> **Short problem**: Retype each line exactly. Skip images.

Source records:
────────────────────

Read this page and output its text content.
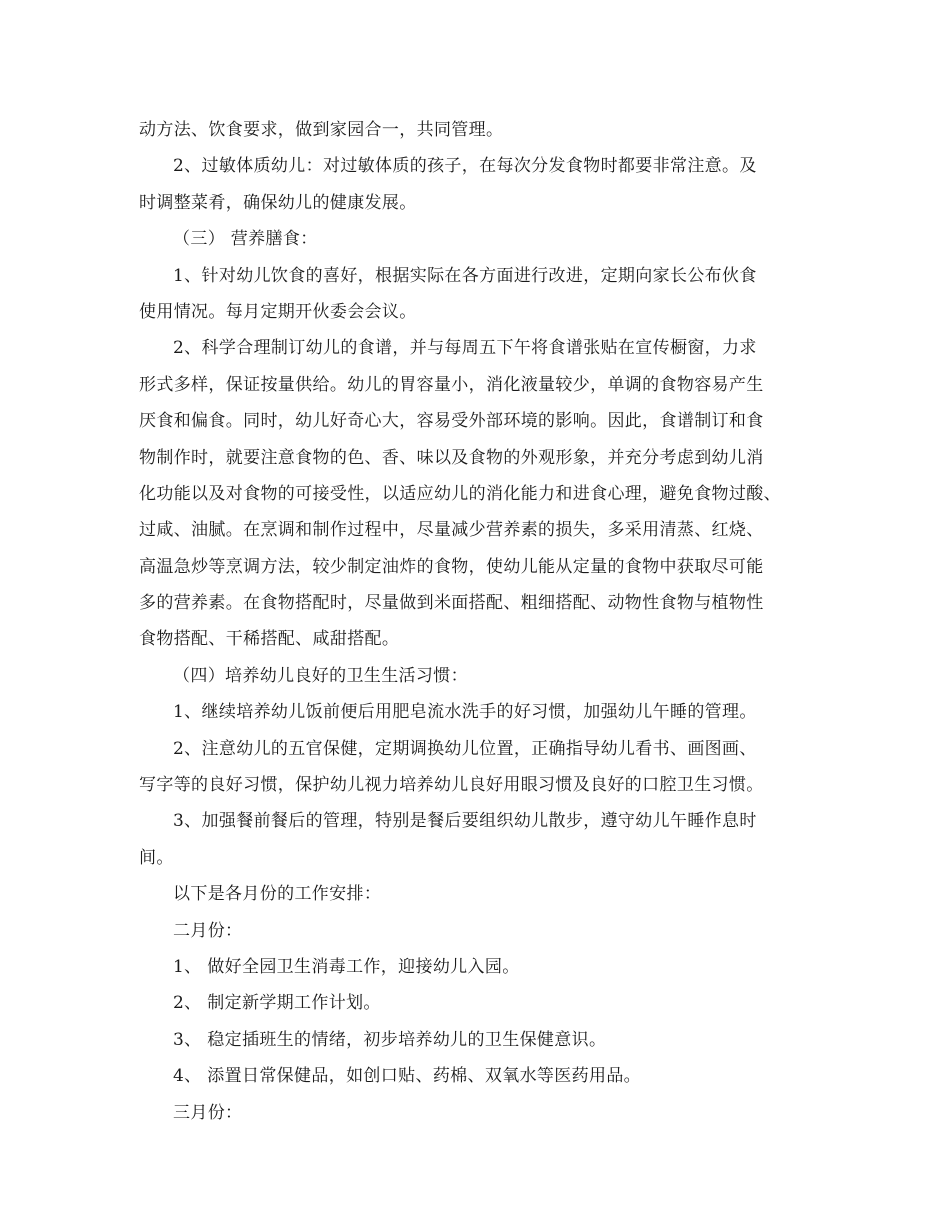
动方法、饮食要求，做到家园合一，共同管理。
2、过敏体质幼儿：对过敏体质的孩子，在每次分发食物时都要非常注意。及
时调整菜肴，确保幼儿的健康发展。
（三） 营养膳食：
1、针对幼儿饮食的喜好，根据实际在各方面进行改进，定期向家长公布伙食
使用情况。每月定期开伙委会会议。
2、科学合理制订幼儿的食谱，并与每周五下午将食谱张贴在宣传橱窗，力求
形式多样，保证按量供给。幼儿的胃容量小，消化液量较少，单调的食物容易产生
厌食和偏食。同时，幼儿好奇心大，容易受外部环境的影响。因此，食谱制订和食
物制作时，就要注意食物的色、香、味以及食物的外观形象，并充分考虑到幼儿消
化功能以及对食物的可接受性，以适应幼儿的消化能力和进食心理，避免食物过酸、
过咸、油腻。在烹调和制作过程中，尽量减少营养素的损失，多采用清蒸、红烧、
高温急炒等烹调方法，较少制定油炸的食物，使幼儿能从定量的食物中获取尽可能
多的营养素。在食物搭配时，尽量做到米面搭配、粗细搭配、动物性食物与植物性
食物搭配、干稀搭配、咸甜搭配。
（四）培养幼儿良好的卫生生活习惯：
1、继续培养幼儿饭前便后用肥皂流水洗手的好习惯，加强幼儿午睡的管理。
2、注意幼儿的五官保健，定期调换幼儿位置，正确指导幼儿看书、画图画、
写字等的良好习惯，保护幼儿视力培养幼儿良好用眼习惯及良好的口腔卫生习惯。
3、加强餐前餐后的管理，特别是餐后要组织幼儿散步，遵守幼儿午睡作息时
间。
以下是各月份的工作安排：
二月份：
1、 做好全园卫生消毒工作，迎接幼儿入园。
2、 制定新学期工作计划。
3、 稳定插班生的情绪，初步培养幼儿的卫生保健意识。
4、 添置日常保健品，如创口贴、药棉、双氧水等医药用品。
三月份：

────────────────────

> **Correct answer**:
Read this page and output its text content.
动方法、饮食要求，做到家园合一，共同管理。
2、过敏体质幼儿：对过敏体质的孩子，在每次分发食物时都要非常注意。及
时调整菜肴，确保幼儿的健康发展。
（三） 营养膳食：
1、针对幼儿饮食的喜好，根据实际在各方面进行改进，定期向家长公布伙食
使用情况。每月定期开伙委会会议。
2、科学合理制订幼儿的食谱，并与每周五下午将食谱张贴在宣传橱窗，力求
形式多样，保证按量供给。幼儿的胃容量小，消化液量较少，单调的食物容易产生
厌食和偏食。同时，幼儿好奇心大，容易受外部环境的影响。因此，食谱制订和食
物制作时，就要注意食物的色、香、味以及食物的外观形象，并充分考虑到幼儿消
化功能以及对食物的可接受性，以适应幼儿的消化能力和进食心理，避免食物过酸、
过咸、油腻。在烹调和制作过程中，尽量减少营养素的损失，多采用清蒸、红烧、
高温急炒等烹调方法，较少制定油炸的食物，使幼儿能从定量的食物中获取尽可能
多的营养素。在食物搭配时，尽量做到米面搭配、粗细搭配、动物性食物与植物性
食物搭配、干稀搭配、咸甜搭配。
（四）培养幼儿良好的卫生生活习惯：
1、继续培养幼儿饭前便后用肥皂流水洗手的好习惯，加强幼儿午睡的管理。
2、注意幼儿的五官保健，定期调换幼儿位置，正确指导幼儿看书、画图画、
写字等的良好习惯，保护幼儿视力培养幼儿良好用眼习惯及良好的口腔卫生习惯。
3、加强餐前餐后的管理，特别是餐后要组织幼儿散步，遵守幼儿午睡作息时
间。
以下是各月份的工作安排：
二月份：
1、 做好全园卫生消毒工作，迎接幼儿入园。
2、 制定新学期工作计划。
3、 稳定插班生的情绪，初步培养幼儿的卫生保健意识。
4、 添置日常保健品，如创口贴、药棉、双氧水等医药用品。
三月份：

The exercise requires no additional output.